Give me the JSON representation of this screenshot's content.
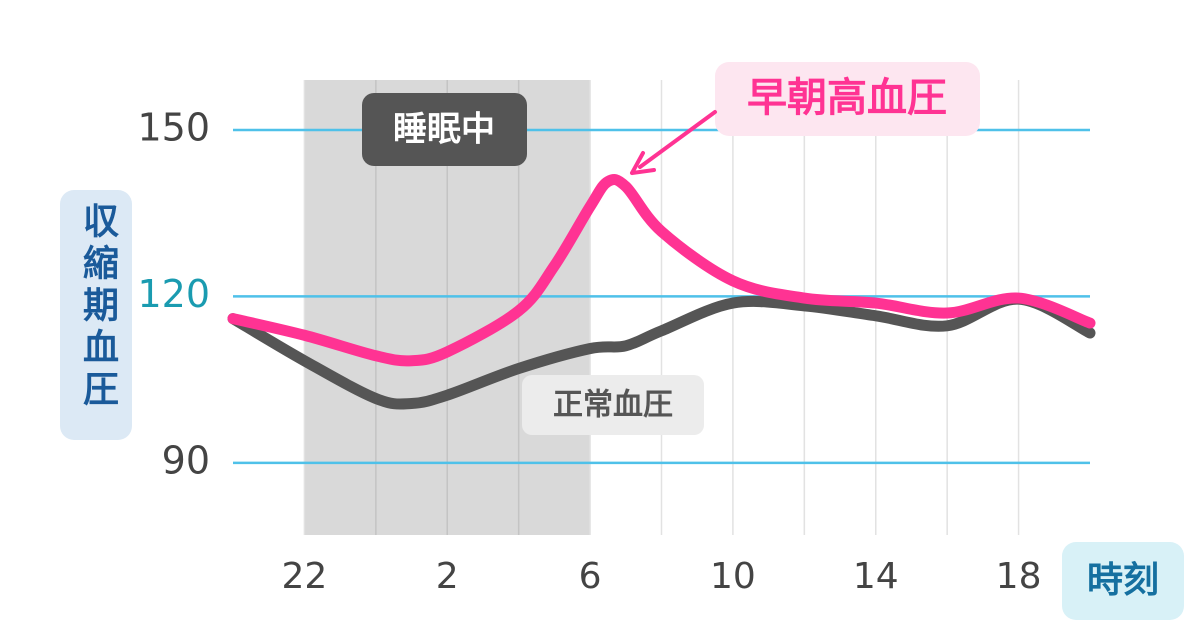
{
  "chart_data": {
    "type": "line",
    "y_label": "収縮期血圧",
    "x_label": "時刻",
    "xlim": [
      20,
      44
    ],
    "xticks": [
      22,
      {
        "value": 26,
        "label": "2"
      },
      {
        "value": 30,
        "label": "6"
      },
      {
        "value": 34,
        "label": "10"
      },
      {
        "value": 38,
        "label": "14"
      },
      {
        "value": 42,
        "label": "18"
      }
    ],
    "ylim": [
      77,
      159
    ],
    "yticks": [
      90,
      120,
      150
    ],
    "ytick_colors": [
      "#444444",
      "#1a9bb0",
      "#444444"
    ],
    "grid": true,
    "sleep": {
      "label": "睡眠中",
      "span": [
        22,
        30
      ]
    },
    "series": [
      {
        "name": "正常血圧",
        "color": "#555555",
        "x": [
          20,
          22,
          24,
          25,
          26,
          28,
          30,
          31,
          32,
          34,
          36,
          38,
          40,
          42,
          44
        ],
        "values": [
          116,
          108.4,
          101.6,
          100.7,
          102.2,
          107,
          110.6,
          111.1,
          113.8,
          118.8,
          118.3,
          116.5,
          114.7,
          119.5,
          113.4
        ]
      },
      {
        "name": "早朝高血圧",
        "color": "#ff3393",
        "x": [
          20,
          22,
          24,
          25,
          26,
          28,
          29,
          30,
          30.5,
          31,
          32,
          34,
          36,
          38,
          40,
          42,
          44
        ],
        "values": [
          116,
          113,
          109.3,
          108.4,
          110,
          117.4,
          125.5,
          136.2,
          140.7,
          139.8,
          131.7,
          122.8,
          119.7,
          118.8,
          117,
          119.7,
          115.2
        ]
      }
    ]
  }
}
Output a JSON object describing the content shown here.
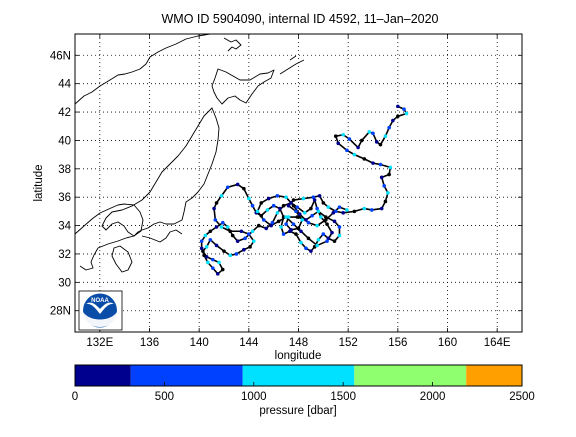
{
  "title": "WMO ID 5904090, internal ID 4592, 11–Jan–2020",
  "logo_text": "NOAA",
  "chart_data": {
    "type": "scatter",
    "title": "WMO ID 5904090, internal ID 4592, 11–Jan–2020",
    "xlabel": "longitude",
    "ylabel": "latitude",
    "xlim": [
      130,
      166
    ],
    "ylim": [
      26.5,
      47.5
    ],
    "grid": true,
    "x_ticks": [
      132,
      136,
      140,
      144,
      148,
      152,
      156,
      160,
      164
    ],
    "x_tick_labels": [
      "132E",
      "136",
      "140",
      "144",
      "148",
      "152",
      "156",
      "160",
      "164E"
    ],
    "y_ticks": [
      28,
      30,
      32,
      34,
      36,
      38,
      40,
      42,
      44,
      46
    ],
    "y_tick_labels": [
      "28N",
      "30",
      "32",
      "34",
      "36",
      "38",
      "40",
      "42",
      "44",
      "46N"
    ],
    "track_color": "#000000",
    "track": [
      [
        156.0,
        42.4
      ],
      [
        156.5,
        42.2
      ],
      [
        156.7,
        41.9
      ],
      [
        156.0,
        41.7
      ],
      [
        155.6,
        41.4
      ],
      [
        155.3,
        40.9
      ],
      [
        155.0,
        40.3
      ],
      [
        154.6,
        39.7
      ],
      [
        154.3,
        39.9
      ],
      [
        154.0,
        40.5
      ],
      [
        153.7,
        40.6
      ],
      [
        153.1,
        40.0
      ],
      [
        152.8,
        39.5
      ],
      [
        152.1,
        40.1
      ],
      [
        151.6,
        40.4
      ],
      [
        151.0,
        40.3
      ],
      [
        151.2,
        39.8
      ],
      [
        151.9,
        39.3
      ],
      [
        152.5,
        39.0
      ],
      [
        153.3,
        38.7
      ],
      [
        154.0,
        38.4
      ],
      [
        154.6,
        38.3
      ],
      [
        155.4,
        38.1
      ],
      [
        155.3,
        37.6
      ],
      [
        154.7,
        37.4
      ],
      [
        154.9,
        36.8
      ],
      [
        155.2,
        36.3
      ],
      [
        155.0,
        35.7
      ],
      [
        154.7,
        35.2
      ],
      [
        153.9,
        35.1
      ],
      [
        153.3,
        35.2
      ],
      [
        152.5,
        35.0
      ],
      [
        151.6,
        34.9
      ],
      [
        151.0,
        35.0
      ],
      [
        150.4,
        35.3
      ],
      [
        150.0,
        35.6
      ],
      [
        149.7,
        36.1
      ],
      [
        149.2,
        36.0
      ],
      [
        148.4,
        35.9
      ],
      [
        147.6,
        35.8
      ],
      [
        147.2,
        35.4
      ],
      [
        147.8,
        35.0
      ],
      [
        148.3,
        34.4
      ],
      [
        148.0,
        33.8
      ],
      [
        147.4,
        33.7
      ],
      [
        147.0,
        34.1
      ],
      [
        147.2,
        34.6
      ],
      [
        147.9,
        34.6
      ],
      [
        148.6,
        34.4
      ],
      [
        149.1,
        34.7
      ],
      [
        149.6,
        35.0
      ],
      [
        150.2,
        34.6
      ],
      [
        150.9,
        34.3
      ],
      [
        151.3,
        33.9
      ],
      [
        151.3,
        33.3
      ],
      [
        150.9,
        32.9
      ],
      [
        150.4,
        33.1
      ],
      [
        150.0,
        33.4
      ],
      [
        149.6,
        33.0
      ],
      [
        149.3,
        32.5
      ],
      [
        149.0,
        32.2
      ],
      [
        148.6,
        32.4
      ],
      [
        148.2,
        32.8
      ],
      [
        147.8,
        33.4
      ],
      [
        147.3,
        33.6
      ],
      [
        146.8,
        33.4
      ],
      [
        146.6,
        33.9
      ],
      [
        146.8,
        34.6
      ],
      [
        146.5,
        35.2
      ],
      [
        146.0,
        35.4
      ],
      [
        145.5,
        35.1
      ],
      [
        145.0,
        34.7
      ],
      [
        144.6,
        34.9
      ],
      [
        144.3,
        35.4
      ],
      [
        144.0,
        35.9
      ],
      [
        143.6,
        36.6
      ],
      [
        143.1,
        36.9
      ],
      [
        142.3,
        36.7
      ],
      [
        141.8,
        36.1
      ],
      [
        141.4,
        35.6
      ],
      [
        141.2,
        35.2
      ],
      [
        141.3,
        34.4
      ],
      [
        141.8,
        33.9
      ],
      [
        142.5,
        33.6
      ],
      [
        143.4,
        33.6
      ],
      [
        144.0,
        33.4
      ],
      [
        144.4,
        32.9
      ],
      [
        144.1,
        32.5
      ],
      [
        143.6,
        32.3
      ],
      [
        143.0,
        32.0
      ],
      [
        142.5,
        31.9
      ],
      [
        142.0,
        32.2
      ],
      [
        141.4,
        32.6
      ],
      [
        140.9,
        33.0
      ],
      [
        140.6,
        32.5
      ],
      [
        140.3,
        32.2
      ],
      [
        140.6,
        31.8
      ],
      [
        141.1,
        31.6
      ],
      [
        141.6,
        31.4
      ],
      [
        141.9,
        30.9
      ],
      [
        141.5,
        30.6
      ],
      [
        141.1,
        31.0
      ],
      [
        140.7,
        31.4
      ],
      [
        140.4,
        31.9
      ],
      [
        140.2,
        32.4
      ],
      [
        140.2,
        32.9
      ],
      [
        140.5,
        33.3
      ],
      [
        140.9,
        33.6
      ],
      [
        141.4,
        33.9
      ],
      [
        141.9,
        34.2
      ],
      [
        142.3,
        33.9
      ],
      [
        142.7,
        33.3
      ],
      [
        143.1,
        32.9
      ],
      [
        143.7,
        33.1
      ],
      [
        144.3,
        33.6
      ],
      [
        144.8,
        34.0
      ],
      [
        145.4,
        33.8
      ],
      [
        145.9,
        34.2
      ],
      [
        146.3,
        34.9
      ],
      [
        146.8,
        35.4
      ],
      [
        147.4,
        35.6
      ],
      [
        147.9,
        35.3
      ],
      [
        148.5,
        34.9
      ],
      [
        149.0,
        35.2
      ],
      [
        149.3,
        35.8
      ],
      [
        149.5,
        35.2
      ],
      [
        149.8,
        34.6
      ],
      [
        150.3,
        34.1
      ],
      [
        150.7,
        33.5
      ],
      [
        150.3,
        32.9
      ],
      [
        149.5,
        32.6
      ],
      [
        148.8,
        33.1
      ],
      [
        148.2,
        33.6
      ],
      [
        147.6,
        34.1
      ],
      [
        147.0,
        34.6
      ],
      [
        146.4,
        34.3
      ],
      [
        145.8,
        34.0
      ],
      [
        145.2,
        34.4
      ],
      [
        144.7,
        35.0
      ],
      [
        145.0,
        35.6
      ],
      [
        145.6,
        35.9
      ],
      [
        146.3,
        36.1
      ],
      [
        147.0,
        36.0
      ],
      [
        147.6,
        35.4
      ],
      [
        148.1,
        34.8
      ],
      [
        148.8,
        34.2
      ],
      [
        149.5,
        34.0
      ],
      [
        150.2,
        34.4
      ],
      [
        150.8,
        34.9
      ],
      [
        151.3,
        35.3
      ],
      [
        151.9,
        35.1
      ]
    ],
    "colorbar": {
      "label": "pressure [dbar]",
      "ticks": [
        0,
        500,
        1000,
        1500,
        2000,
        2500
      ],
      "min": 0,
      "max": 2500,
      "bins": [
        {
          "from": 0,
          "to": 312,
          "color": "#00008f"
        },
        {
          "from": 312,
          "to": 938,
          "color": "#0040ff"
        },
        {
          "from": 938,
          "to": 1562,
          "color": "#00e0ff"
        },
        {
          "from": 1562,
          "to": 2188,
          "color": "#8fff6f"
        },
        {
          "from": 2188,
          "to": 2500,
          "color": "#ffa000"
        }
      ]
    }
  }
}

§

Brief – Copy all lines from the entries that contain the word "JSON".

Answer to the exercise –
Give me the JSON representation of this screenshot's content.
Output a JSON object describing the content shown here.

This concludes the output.